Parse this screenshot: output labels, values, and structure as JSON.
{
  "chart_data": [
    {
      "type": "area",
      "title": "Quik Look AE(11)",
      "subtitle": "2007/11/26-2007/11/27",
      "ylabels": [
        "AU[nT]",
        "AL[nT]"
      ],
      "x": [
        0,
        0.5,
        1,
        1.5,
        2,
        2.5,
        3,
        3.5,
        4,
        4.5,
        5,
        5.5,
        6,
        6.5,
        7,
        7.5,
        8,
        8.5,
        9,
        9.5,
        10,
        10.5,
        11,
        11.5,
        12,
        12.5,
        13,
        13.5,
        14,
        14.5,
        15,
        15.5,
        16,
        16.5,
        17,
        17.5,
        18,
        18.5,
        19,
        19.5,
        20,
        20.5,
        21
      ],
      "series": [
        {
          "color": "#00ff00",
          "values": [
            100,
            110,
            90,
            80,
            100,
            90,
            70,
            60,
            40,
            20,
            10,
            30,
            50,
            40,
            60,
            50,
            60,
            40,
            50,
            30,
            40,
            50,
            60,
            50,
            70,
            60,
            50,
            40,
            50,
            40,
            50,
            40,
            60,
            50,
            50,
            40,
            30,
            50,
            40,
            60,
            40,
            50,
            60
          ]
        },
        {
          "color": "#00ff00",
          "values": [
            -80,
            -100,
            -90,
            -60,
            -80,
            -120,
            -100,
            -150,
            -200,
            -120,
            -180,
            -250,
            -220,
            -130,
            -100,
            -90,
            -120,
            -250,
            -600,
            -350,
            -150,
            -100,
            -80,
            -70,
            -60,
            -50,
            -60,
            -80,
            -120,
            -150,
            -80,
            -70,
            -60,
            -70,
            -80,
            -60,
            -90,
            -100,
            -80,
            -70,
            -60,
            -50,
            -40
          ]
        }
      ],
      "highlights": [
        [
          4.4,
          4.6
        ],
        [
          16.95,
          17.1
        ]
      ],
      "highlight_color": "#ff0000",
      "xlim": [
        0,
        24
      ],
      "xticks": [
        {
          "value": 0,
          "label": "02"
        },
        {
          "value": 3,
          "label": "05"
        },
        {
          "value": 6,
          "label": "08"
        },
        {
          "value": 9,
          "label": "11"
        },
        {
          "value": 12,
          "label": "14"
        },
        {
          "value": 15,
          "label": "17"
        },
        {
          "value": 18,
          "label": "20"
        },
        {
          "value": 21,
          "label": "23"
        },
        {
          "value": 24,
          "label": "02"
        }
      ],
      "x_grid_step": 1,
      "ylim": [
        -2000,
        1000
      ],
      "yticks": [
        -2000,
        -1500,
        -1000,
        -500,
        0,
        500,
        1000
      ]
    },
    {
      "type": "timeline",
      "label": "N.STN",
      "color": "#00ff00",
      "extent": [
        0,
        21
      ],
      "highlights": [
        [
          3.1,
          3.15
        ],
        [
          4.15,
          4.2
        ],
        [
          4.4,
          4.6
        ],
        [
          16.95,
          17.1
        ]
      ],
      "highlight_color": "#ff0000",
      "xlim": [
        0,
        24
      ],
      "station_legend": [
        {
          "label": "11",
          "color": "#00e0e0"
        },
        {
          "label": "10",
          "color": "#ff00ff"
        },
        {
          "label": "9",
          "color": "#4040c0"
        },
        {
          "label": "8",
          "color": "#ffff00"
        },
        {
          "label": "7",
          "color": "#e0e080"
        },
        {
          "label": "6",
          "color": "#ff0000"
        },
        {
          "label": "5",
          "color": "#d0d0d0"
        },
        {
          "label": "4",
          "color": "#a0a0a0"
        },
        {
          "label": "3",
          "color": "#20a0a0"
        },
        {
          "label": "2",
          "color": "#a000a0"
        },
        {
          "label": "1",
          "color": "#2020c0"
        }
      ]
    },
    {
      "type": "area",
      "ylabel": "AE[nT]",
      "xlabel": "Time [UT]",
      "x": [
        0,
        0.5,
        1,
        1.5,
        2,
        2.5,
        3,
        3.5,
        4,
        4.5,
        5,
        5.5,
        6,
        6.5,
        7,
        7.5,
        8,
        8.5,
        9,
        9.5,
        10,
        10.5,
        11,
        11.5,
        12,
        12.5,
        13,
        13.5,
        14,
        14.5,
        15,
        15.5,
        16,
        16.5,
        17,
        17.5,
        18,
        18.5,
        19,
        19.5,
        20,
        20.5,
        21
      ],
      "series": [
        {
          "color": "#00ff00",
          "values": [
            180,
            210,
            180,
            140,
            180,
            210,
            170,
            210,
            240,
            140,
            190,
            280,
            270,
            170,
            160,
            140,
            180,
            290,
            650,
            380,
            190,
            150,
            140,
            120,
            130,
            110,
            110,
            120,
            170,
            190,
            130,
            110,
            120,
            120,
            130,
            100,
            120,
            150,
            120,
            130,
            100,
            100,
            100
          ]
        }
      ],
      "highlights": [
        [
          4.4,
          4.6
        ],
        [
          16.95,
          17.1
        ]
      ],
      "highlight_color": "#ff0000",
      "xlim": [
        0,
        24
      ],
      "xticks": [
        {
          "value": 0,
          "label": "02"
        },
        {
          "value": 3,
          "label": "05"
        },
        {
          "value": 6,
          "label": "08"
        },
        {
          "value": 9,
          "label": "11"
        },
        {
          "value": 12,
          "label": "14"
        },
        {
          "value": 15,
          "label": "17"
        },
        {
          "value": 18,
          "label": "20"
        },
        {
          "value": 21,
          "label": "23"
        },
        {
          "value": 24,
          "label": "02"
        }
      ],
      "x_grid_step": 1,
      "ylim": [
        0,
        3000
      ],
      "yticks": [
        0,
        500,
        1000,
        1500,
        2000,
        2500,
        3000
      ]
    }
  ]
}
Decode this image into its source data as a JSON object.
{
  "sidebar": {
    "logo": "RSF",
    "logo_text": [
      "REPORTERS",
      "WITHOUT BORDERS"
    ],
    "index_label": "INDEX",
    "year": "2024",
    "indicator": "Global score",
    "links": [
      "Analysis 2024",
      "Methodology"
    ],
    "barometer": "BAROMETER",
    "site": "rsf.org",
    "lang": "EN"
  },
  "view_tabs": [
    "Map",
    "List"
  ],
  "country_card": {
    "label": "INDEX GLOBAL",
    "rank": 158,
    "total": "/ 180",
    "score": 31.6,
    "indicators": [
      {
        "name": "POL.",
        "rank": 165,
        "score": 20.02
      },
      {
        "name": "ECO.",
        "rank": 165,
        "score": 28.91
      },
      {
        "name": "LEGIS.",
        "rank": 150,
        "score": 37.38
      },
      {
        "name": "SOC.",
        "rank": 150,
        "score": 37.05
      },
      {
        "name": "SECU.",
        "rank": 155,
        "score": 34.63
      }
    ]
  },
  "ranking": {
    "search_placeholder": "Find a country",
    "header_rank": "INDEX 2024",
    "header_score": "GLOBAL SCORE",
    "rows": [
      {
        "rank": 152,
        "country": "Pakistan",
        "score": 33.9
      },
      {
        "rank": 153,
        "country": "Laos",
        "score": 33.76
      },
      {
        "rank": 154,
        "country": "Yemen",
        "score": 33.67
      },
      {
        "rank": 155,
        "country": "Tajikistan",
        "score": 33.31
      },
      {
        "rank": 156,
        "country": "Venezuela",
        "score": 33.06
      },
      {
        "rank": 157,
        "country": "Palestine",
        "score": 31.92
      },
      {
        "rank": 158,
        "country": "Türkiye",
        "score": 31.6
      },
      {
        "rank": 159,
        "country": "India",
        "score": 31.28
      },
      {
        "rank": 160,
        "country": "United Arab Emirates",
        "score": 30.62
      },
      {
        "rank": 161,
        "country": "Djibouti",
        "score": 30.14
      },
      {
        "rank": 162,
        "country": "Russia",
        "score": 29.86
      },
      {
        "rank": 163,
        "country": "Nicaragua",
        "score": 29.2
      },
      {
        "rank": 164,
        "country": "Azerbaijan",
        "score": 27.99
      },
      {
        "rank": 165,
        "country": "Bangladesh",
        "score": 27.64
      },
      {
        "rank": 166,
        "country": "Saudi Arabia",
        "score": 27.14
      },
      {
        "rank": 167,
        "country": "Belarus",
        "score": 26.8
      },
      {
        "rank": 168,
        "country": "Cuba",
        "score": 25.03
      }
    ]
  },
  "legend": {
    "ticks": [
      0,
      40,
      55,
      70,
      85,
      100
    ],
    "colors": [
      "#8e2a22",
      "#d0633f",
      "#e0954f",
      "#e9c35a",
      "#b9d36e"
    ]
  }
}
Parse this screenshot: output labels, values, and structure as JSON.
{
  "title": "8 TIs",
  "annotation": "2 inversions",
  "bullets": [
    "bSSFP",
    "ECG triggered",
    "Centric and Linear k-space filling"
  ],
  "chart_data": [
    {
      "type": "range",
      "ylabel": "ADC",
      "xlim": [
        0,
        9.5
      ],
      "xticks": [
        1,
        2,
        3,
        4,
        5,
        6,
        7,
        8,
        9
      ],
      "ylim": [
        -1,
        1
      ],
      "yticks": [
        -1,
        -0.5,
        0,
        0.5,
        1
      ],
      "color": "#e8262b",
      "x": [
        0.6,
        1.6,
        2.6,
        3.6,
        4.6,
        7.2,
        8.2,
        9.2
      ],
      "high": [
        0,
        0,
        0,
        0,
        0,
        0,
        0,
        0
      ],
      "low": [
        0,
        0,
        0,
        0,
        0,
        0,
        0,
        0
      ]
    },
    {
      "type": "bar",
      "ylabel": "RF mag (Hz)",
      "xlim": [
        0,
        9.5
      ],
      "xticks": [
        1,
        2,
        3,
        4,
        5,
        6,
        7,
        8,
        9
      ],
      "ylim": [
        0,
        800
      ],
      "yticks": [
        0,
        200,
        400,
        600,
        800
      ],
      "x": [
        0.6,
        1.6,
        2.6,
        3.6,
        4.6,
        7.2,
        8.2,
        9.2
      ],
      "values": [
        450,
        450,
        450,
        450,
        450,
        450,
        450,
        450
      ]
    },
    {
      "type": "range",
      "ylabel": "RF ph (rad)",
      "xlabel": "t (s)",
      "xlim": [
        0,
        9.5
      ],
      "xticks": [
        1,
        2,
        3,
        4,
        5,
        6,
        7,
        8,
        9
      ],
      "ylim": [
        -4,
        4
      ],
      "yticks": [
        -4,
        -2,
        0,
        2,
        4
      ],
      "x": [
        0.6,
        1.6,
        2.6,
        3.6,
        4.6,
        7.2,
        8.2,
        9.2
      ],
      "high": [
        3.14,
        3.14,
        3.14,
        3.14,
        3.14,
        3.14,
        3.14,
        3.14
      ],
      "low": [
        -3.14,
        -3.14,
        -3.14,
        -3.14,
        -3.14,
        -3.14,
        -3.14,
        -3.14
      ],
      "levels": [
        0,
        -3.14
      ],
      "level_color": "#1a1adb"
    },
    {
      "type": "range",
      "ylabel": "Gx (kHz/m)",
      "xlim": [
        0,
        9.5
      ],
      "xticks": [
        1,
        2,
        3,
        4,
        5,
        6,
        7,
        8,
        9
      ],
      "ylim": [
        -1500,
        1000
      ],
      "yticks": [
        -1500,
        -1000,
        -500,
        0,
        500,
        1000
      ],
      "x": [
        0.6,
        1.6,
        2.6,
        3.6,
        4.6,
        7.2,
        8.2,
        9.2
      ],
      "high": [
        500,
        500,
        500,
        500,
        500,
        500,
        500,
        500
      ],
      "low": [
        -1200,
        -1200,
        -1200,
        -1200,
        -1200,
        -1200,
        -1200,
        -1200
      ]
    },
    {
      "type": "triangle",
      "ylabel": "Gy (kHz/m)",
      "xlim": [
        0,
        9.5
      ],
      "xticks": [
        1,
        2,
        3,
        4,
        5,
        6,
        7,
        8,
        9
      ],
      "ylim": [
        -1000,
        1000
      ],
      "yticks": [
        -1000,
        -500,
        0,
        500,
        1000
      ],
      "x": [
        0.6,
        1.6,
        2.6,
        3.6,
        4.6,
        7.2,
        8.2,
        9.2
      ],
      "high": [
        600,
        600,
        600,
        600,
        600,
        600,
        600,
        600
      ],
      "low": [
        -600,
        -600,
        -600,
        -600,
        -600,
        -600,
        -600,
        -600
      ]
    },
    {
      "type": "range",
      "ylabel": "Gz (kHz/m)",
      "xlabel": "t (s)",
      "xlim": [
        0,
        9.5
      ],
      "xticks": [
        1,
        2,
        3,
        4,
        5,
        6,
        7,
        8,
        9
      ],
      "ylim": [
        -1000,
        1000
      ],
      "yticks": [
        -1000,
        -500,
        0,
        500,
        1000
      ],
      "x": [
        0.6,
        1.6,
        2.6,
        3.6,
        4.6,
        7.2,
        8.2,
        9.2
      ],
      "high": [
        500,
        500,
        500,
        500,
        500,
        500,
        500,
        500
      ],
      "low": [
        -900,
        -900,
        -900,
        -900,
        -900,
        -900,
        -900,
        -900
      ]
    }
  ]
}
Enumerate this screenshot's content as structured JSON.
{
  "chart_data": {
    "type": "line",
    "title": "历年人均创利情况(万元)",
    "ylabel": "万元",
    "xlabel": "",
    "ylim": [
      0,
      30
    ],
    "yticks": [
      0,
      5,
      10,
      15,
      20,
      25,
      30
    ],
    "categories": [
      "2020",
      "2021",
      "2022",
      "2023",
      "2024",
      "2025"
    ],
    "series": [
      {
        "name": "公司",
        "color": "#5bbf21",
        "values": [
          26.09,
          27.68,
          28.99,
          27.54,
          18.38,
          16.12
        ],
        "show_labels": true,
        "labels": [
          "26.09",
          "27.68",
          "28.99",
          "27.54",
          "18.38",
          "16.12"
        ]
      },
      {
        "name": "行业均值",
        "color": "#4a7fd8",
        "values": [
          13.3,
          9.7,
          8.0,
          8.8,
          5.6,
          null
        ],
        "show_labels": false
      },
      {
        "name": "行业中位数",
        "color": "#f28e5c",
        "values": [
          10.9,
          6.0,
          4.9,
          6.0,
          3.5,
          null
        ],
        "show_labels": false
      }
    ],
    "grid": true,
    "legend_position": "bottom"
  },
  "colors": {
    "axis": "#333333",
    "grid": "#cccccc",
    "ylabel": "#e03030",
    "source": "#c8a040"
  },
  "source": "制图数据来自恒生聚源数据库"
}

=== AIM OF THE TASK ===
Reproduce precisely the span of lines that begins at the line containing "Enumerate this screenshot's" and ends with the last line of the listing.

=== WRITTEN ANSWER ===
Enumerate this screenshot's content as structured JSON.
{
  "chart_data": {
    "type": "line",
    "title": "历年人均创利情况(万元)",
    "ylabel": "万元",
    "xlabel": "",
    "ylim": [
      0,
      30
    ],
    "yticks": [
      0,
      5,
      10,
      15,
      20,
      25,
      30
    ],
    "categories": [
      "2020",
      "2021",
      "2022",
      "2023",
      "2024",
      "2025"
    ],
    "series": [
      {
        "name": "公司",
        "color": "#5bbf21",
        "values": [
          26.09,
          27.68,
          28.99,
          27.54,
          18.38,
          16.12
        ],
        "show_labels": true,
        "labels": [
          "26.09",
          "27.68",
          "28.99",
          "27.54",
          "18.38",
          "16.12"
        ]
      },
      {
        "name": "行业均值",
        "color": "#4a7fd8",
        "values": [
          13.3,
          9.7,
          8.0,
          8.8,
          5.6,
          null
        ],
        "show_labels": false
      },
      {
        "name": "行业中位数",
        "color": "#f28e5c",
        "values": [
          10.9,
          6.0,
          4.9,
          6.0,
          3.5,
          null
        ],
        "show_labels": false
      }
    ],
    "grid": true,
    "legend_position": "bottom"
  },
  "colors": {
    "axis": "#333333",
    "grid": "#cccccc",
    "ylabel": "#e03030",
    "source": "#c8a040"
  },
  "source": "制图数据来自恒生聚源数据库"
}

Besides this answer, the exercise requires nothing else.